*AIM*: Select the lines of the records containing the word "innovation" and list them.

++++++++

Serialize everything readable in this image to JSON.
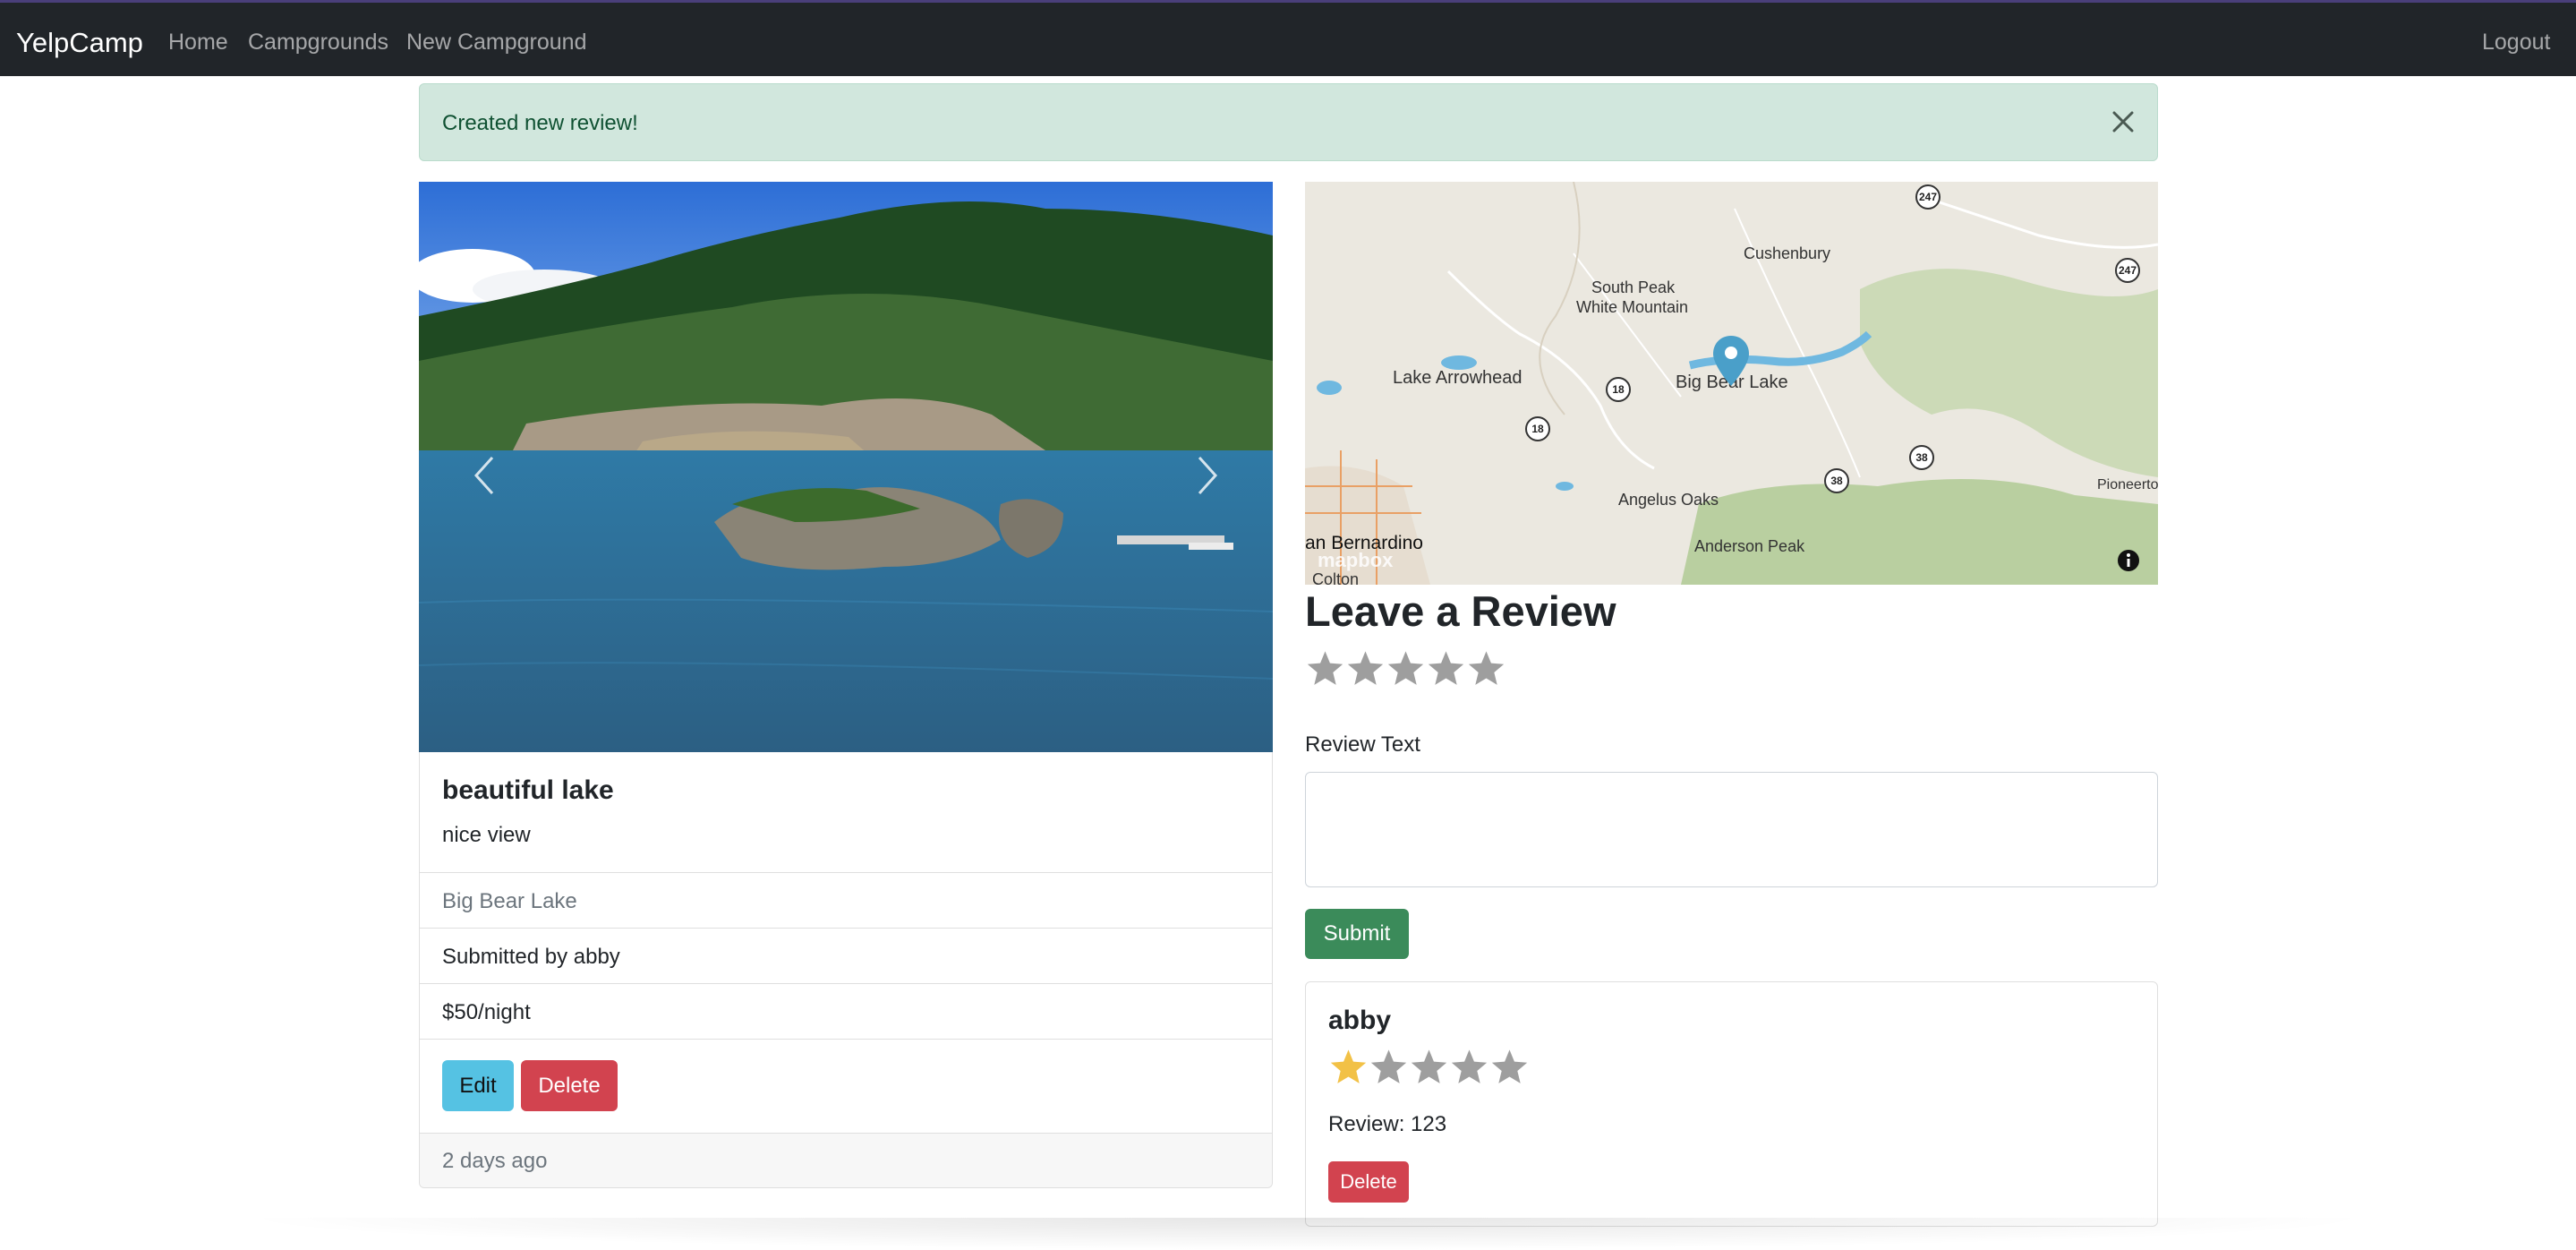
{
  "navbar": {
    "brand": "YelpCamp",
    "links": [
      "Home",
      "Campgrounds",
      "New Campground"
    ],
    "logout": "Logout"
  },
  "alert": {
    "message": "Created new review!",
    "close_icon": "close-icon"
  },
  "carousel": {
    "prev_icon": "chevron-left-icon",
    "next_icon": "chevron-right-icon"
  },
  "campground": {
    "title": "beautiful lake",
    "description": "nice view",
    "location": "Big Bear Lake",
    "submitted_by": "Submitted by abby",
    "price": "$50/night",
    "edit_label": "Edit",
    "delete_label": "Delete",
    "footer": "2 days ago"
  },
  "map": {
    "labels": {
      "cushenbury": "Cushenbury",
      "south_peak": "South Peak",
      "white_mountain": "White Mountain",
      "lake_arrowhead": "Lake Arrowhead",
      "big_bear_lake": "Big Bear Lake",
      "angelus_oaks": "Angelus Oaks",
      "anderson_peak": "Anderson Peak",
      "san_bernardino": "an Bernardino",
      "colton": "Colton",
      "pioneertown": "Pioneerto"
    },
    "routes": [
      "247",
      "247",
      "18",
      "18",
      "38",
      "38"
    ],
    "attribution": "mapbox",
    "info_icon": "info-icon",
    "marker_icon": "map-pin-icon"
  },
  "review_form": {
    "heading": "Leave a Review",
    "rating": 0,
    "text_label": "Review Text",
    "text_value": "",
    "submit_label": "Submit"
  },
  "reviews": [
    {
      "author": "abby",
      "rating": 1,
      "body": "Review: 123",
      "delete_label": "Delete"
    }
  ],
  "colors": {
    "navbar": "#212529",
    "alert_bg": "#d1e7dd",
    "edit_button": "#55c2e3",
    "delete_button": "#d2434f",
    "submit_button": "#3b8b5a",
    "star_filled": "#f2c146",
    "star_empty": "#9e9e9e"
  }
}
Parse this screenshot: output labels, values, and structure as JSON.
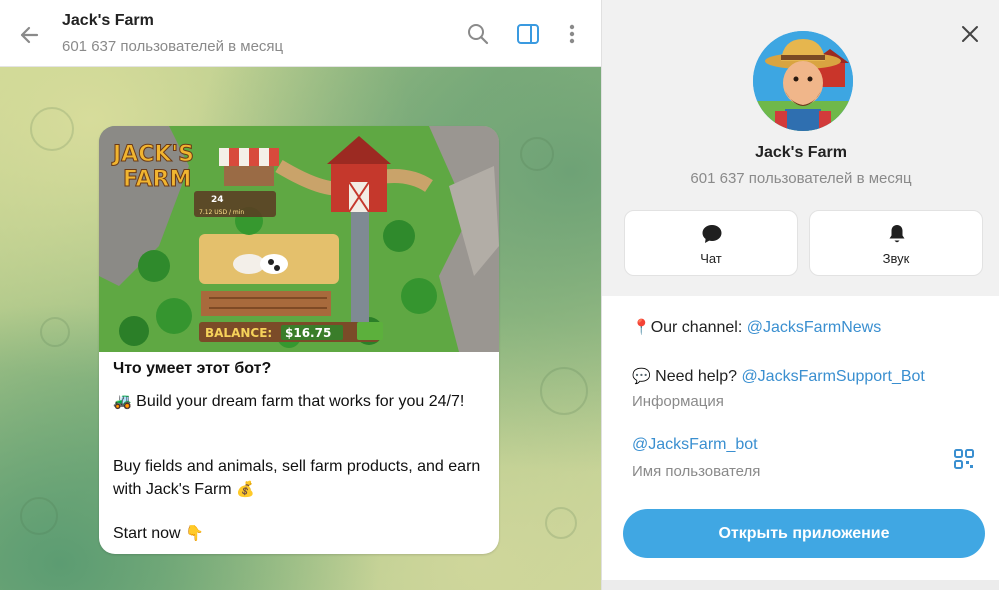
{
  "chat": {
    "title": "Jack's Farm",
    "subtitle": "601 637 пользователей в месяц",
    "header_icons": [
      "arrow-left-icon",
      "search-icon",
      "sidebar-toggle-icon",
      "more-vertical-icon"
    ],
    "message": {
      "image_texts": {
        "logo_line1": "JACK'S",
        "logo_line2": "FARM",
        "counter": "24",
        "rate": "7.12 USD / min",
        "balance_label": "BALANCE:",
        "balance_value": "$16.75"
      },
      "title": "Что умеет этот бот?",
      "line1_emoji": "🚜",
      "line1": "Build your dream farm that works for you 24/7!",
      "line2": "Buy fields and animals, sell farm products, and earn with Jack's Farm",
      "line2_emoji": "💰",
      "line3": "Start now",
      "line3_emoji": "👇"
    }
  },
  "info": {
    "name": "Jack's Farm",
    "subtitle": "601 637 пользователей в месяц",
    "actions": [
      {
        "label": "Чат",
        "icon": "chat-bubble-icon"
      },
      {
        "label": "Звук",
        "icon": "bell-icon"
      }
    ],
    "channel": {
      "emoji": "📍",
      "label": "Our channel: ",
      "link": "@JacksFarmNews"
    },
    "help": {
      "emoji": "💬",
      "label": "Need help? ",
      "link": "@JacksFarmSupport_Bot"
    },
    "help_caption": "Информация",
    "username": "@JacksFarm_bot",
    "username_caption": "Имя пользователя",
    "open_button": "Открыть приложение"
  },
  "colors": {
    "accent": "#40a7e3",
    "link": "#3a8fd0",
    "muted_text": "#8a8a8a"
  }
}
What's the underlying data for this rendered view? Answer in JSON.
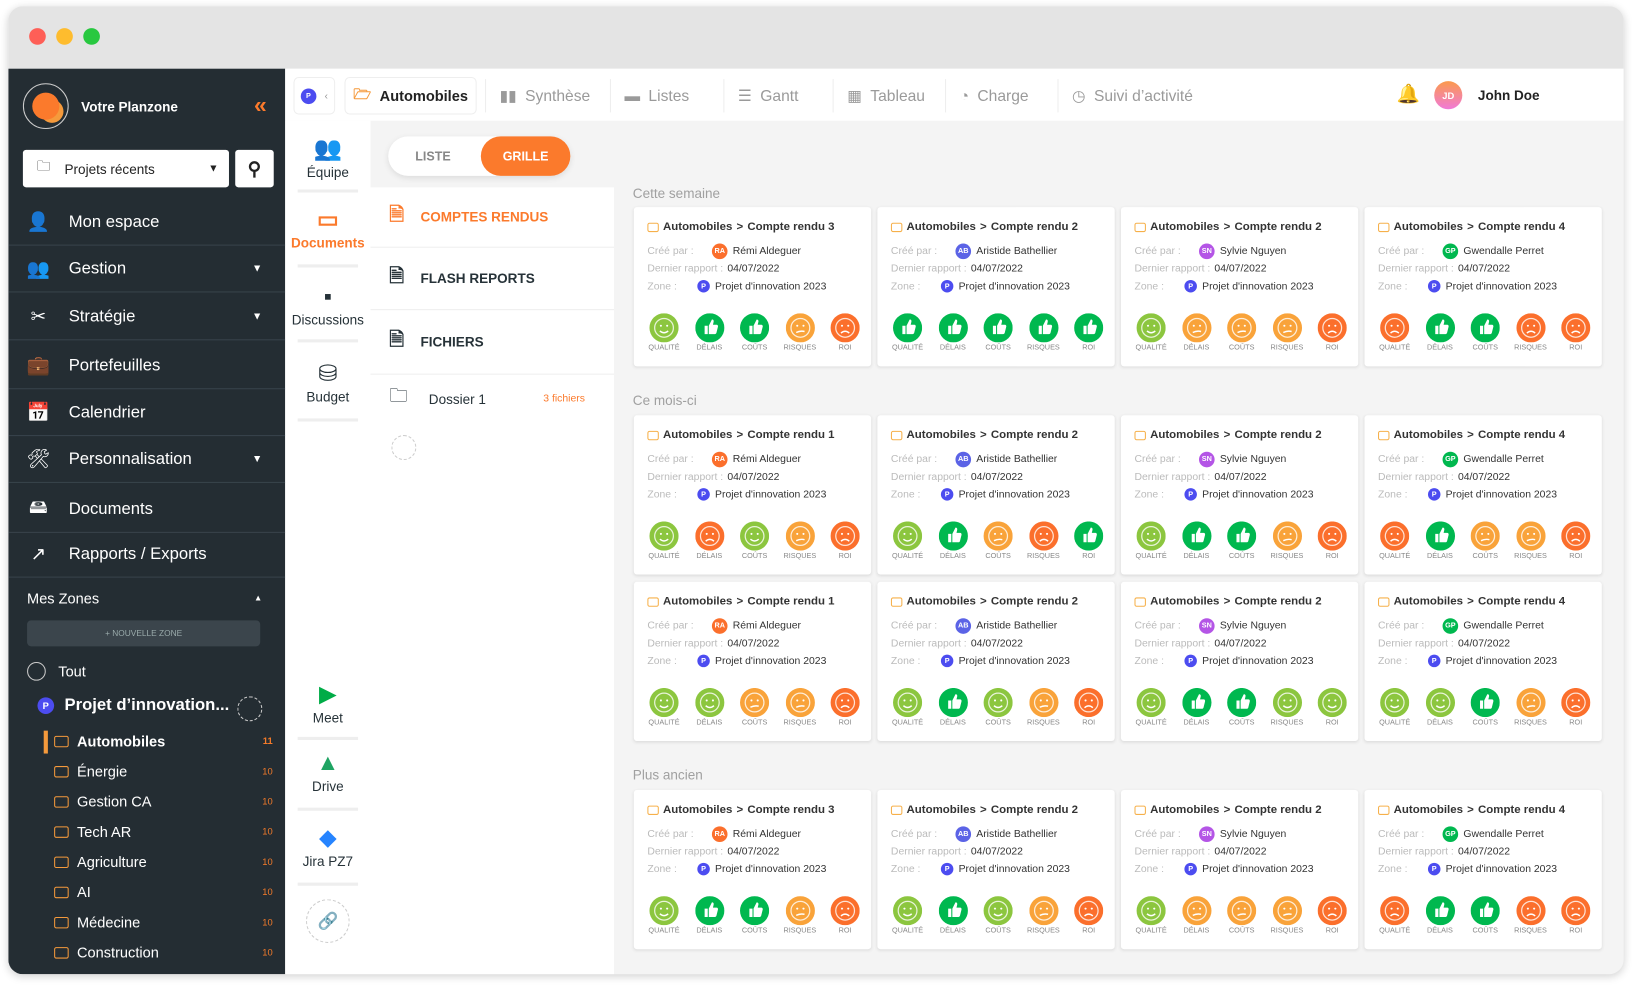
{
  "brand": {
    "name": "Votre Planzone"
  },
  "sidebar": {
    "recent": "Projets récents",
    "items": [
      {
        "label": "Mon espace",
        "icon": "👤"
      },
      {
        "label": "Gestion",
        "icon": "👥",
        "caret": true
      },
      {
        "label": "Stratégie",
        "icon": "✂",
        "caret": true
      },
      {
        "label": "Portefeuilles",
        "icon": "💼"
      },
      {
        "label": "Calendrier",
        "icon": "📅"
      },
      {
        "label": "Personnalisation",
        "icon": "🛠",
        "caret": true
      },
      {
        "label": "Documents",
        "icon": "🖴"
      },
      {
        "label": "Rapports / Exports",
        "icon": "↗"
      }
    ],
    "zones_title": "Mes Zones",
    "new_zone": "+ NOUVELLE ZONE",
    "all": "Tout",
    "project": "Projet d’innovation...",
    "project_badge": "P",
    "folders": [
      {
        "label": "Automobiles",
        "count": "11"
      },
      {
        "label": "Énergie",
        "count": "10"
      },
      {
        "label": "Gestion CA",
        "count": "10"
      },
      {
        "label": "Tech AR",
        "count": "10"
      },
      {
        "label": "Agriculture",
        "count": "10"
      },
      {
        "label": "AI",
        "count": "10"
      },
      {
        "label": "Médecine",
        "count": "10"
      },
      {
        "label": "Construction",
        "count": "10"
      }
    ]
  },
  "toolbar": {
    "badge": "P",
    "current": "Automobiles",
    "tabs": [
      "Synthèse",
      "Listes",
      "Gantt",
      "Tableau",
      "Charge",
      "Suivi d’activité"
    ],
    "user_initials": "JD",
    "user": "John Doe"
  },
  "iconcol": {
    "equipe": "Équipe",
    "documents": "Documents",
    "discussions": "Discussions",
    "budget": "Budget",
    "meet": "Meet",
    "drive": "Drive",
    "jira": "Jira PZ7"
  },
  "docmenu": {
    "comptes": "COMPTES RENDUS",
    "flash": "FLASH REPORTS",
    "fichiers": "FICHIERS",
    "dossier": "Dossier 1",
    "dossier_count": "3 fichiers"
  },
  "view": {
    "liste": "LISTE",
    "grille": "GRILLE"
  },
  "labels": {
    "cree": "Créé par :",
    "dernier": "Dernier rapport :",
    "zone": "Zone :",
    "indicators": [
      "QUALITÉ",
      "DÉLAIS",
      "COÛTS",
      "RISQUES",
      "ROI"
    ]
  },
  "colors": {
    "accent": "#fb7a2c",
    "smile": "#8cc63f",
    "thumb": "#00b84f",
    "neutral": "#f9a33a",
    "sad": "#fb6f2c"
  },
  "authors": [
    {
      "initials": "RA",
      "name": "Rémi Aldeguer",
      "color": "#fb6f2c"
    },
    {
      "initials": "AB",
      "name": "Aristide Bathellier",
      "color": "#5b63e6"
    },
    {
      "initials": "SN",
      "name": "Sylvie Nguyen",
      "color": "#b455e6"
    },
    {
      "initials": "GP",
      "name": "Gwendalle Perret",
      "color": "#00b84f"
    }
  ],
  "common": {
    "folder": "Automobiles",
    "date": "04/07/2022",
    "zone": "Projet d'innovation 2023",
    "zone_badge": "P"
  },
  "sections": [
    {
      "title": "Cette semaine",
      "cards": [
        {
          "title": "Compte rendu 3",
          "author": 0,
          "status": [
            "smile",
            "thumb",
            "thumb",
            "neutral",
            "sad"
          ]
        },
        {
          "title": "Compte rendu 2",
          "author": 1,
          "status": [
            "thumb",
            "thumb",
            "thumb",
            "thumb",
            "thumb"
          ]
        },
        {
          "title": "Compte rendu 2",
          "author": 2,
          "status": [
            "smile",
            "neutral",
            "neutral",
            "neutral",
            "sad"
          ]
        },
        {
          "title": "Compte rendu 4",
          "author": 3,
          "status": [
            "sad",
            "thumb",
            "thumb",
            "sad",
            "sad"
          ]
        }
      ]
    },
    {
      "title": "Ce mois-ci",
      "cards": [
        {
          "title": "Compte rendu 1",
          "author": 0,
          "status": [
            "smile",
            "sad",
            "smile",
            "neutral",
            "sad"
          ]
        },
        {
          "title": "Compte rendu 2",
          "author": 1,
          "status": [
            "smile",
            "thumb",
            "neutral",
            "sad",
            "thumb"
          ]
        },
        {
          "title": "Compte rendu 2",
          "author": 2,
          "status": [
            "smile",
            "thumb",
            "thumb",
            "neutral",
            "sad"
          ]
        },
        {
          "title": "Compte rendu 4",
          "author": 3,
          "status": [
            "sad",
            "thumb",
            "neutral",
            "neutral",
            "sad"
          ]
        },
        {
          "title": "Compte rendu 1",
          "author": 0,
          "status": [
            "smile",
            "smile",
            "neutral",
            "neutral",
            "sad"
          ]
        },
        {
          "title": "Compte rendu 2",
          "author": 1,
          "status": [
            "smile",
            "thumb",
            "smile",
            "neutral",
            "sad"
          ]
        },
        {
          "title": "Compte rendu 2",
          "author": 2,
          "status": [
            "smile",
            "thumb",
            "thumb",
            "smile",
            "smile"
          ]
        },
        {
          "title": "Compte rendu 4",
          "author": 3,
          "status": [
            "smile",
            "smile",
            "thumb",
            "neutral",
            "sad"
          ]
        }
      ]
    },
    {
      "title": "Plus ancien",
      "cards": [
        {
          "title": "Compte rendu 3",
          "author": 0,
          "status": [
            "smile",
            "thumb",
            "thumb",
            "neutral",
            "sad"
          ]
        },
        {
          "title": "Compte rendu 2",
          "author": 1,
          "status": [
            "smile",
            "thumb",
            "smile",
            "neutral",
            "sad"
          ]
        },
        {
          "title": "Compte rendu 2",
          "author": 2,
          "status": [
            "smile",
            "neutral",
            "neutral",
            "neutral",
            "sad"
          ]
        },
        {
          "title": "Compte rendu 4",
          "author": 3,
          "status": [
            "sad",
            "thumb",
            "thumb",
            "sad",
            "sad"
          ]
        }
      ]
    }
  ]
}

++++++++

*EXERCISE SOLUTION*:
    "project": "Projet d’innovation...",
    "zone": "Projet d'innovation 2023",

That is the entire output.